━━━━━ AVAILABLE RECORDS
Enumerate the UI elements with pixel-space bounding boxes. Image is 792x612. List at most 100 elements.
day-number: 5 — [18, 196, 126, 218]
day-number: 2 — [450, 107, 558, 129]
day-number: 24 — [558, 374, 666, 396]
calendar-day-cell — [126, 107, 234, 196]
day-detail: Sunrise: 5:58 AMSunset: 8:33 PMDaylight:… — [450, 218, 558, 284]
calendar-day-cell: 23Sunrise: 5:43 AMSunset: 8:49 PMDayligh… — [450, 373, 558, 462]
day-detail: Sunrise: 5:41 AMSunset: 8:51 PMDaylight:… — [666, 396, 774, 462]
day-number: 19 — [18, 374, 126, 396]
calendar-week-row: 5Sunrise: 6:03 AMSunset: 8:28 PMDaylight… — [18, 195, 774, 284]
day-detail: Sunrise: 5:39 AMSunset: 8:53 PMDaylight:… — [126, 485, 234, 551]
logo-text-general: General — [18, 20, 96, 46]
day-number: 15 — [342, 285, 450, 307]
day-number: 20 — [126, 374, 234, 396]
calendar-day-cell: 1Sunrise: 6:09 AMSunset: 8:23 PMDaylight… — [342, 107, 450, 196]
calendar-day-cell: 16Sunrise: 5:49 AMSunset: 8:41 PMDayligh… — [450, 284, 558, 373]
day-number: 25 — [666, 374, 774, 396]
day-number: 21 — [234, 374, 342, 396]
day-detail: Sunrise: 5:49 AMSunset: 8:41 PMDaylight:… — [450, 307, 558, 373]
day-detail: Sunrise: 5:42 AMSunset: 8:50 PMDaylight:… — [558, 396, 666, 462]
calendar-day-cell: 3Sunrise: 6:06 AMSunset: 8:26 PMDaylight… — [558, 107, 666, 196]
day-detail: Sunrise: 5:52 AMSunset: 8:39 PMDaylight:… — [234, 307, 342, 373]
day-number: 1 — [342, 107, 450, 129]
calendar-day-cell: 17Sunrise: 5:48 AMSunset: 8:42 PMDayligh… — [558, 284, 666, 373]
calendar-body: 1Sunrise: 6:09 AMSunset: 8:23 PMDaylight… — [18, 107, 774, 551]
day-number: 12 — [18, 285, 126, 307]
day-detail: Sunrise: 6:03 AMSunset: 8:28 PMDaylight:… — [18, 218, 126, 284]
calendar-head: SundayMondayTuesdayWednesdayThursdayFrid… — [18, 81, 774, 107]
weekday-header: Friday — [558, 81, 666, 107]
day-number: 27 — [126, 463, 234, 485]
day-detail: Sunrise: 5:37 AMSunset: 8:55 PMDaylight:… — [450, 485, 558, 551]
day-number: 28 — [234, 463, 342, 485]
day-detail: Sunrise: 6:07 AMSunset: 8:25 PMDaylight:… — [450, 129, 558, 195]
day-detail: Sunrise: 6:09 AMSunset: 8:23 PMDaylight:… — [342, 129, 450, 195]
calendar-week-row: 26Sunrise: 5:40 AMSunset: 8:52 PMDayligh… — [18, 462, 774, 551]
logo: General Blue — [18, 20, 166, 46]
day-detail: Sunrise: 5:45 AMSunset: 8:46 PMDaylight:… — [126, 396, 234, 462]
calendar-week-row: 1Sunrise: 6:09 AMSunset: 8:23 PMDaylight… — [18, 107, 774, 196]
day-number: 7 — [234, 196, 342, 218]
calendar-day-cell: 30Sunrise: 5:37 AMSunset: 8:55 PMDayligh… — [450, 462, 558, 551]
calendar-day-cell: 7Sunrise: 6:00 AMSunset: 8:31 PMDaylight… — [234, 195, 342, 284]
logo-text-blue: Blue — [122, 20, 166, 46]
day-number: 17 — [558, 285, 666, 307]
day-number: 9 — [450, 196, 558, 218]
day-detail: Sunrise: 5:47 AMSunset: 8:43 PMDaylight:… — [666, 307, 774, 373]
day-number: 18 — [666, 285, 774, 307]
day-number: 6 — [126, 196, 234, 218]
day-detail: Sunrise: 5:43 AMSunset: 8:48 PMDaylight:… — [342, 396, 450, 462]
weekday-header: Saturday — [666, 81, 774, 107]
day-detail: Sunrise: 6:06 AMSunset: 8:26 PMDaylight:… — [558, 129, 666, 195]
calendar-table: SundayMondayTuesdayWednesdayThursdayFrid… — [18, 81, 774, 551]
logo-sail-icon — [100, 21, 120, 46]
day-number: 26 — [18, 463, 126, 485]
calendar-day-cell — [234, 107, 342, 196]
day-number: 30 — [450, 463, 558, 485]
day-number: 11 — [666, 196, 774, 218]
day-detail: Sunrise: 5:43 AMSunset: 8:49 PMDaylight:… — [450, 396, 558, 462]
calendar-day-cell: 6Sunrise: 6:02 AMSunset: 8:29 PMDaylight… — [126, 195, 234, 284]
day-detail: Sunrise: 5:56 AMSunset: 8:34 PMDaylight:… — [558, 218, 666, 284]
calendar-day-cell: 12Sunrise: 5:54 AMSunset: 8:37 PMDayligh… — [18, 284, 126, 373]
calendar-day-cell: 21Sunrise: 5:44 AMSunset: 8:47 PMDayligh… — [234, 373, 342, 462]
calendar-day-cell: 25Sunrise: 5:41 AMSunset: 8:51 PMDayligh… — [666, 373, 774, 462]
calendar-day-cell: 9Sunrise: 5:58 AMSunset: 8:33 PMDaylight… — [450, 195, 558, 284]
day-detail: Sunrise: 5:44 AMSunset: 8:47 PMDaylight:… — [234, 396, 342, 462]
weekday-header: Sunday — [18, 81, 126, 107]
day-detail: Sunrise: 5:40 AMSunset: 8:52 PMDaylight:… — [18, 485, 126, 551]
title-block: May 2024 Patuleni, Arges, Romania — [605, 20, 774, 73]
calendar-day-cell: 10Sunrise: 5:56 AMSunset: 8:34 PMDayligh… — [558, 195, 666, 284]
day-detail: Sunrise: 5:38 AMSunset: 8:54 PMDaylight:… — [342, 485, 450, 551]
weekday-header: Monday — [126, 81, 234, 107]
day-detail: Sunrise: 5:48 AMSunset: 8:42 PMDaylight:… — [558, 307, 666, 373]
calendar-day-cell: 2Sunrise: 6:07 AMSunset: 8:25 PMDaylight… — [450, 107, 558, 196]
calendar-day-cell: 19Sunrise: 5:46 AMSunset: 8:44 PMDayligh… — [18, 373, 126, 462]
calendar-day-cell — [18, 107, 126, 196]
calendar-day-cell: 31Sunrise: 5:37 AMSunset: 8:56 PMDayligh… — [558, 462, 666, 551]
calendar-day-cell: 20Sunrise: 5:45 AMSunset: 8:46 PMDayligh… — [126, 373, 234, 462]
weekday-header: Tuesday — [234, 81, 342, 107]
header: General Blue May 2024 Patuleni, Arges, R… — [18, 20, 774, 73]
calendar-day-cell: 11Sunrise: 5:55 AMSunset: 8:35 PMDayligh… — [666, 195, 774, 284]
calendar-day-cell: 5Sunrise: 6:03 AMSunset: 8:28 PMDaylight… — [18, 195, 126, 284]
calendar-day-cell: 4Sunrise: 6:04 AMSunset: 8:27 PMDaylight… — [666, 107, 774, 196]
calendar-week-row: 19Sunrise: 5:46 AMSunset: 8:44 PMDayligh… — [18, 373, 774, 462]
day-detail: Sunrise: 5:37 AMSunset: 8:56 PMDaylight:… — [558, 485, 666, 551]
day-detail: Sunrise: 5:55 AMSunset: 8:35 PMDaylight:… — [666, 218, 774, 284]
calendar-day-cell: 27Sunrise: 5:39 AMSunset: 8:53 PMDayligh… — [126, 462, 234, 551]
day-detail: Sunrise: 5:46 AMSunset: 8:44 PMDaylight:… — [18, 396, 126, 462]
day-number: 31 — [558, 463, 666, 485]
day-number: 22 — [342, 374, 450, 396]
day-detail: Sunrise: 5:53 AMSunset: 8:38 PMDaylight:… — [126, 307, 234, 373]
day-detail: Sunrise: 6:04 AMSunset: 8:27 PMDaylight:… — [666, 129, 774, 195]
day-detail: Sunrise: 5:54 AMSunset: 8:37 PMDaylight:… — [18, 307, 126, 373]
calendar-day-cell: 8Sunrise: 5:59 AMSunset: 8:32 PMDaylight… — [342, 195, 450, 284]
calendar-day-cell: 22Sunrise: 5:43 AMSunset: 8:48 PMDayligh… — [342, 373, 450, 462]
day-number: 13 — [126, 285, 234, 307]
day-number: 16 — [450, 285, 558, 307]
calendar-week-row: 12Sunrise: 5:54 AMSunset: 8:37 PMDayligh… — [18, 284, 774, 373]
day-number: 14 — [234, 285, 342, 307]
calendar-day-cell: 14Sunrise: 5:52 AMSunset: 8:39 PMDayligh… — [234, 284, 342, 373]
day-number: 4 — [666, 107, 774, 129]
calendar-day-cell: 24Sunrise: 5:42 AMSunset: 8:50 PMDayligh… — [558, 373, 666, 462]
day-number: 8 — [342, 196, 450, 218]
━━━━━━━━━━
▸ EXERCISE PROMPT
Lay out the lines of the listing above as a numbered list. Start at its first line, end with the line that contains "calendar-day-cell: 16Sunrise: 5:49", include both of those lines, and leave out any blank lines.

▸ FINAL RESULT
1. Enumerate the UI elements with pixel-space bounding boxes. Image is 792x612. List at most 100 elements.
2. day-number: 5 — [18, 196, 126, 218]
3. day-number: 2 — [450, 107, 558, 129]
4. day-number: 24 — [558, 374, 666, 396]
5. calendar-day-cell — [126, 107, 234, 196]
6. day-detail: Sunrise: 5:58 AMSunset: 8:33 PMDaylight:… — [450, 218, 558, 284]
7. calendar-day-cell: 23Sunrise: 5:43 AMSunset: 8:49 PMDayligh… — [450, 373, 558, 462]
8. day-detail: Sunrise: 5:41 AMSunset: 8:51 PMDaylight:… — [666, 396, 774, 462]
9. day-number: 19 — [18, 374, 126, 396]
10. calendar-week-row: 5Sunrise: 6:03 AMSunset: 8:28 PMDaylight… — [18, 195, 774, 284]
11. day-detail: Sunrise: 5:39 AMSunset: 8:53 PMDaylight:… — [126, 485, 234, 551]
12. logo-text-general: General — [18, 20, 96, 46]
13. day-number: 15 — [342, 285, 450, 307]
14. day-number: 20 — [126, 374, 234, 396]
15. calendar-day-cell: 1Sunrise: 6:09 AMSunset: 8:23 PMDaylight… — [342, 107, 450, 196]
16. calendar-day-cell: 16Sunrise: 5:49 AMSunset: 8:41 PMDayligh… — [450, 284, 558, 373]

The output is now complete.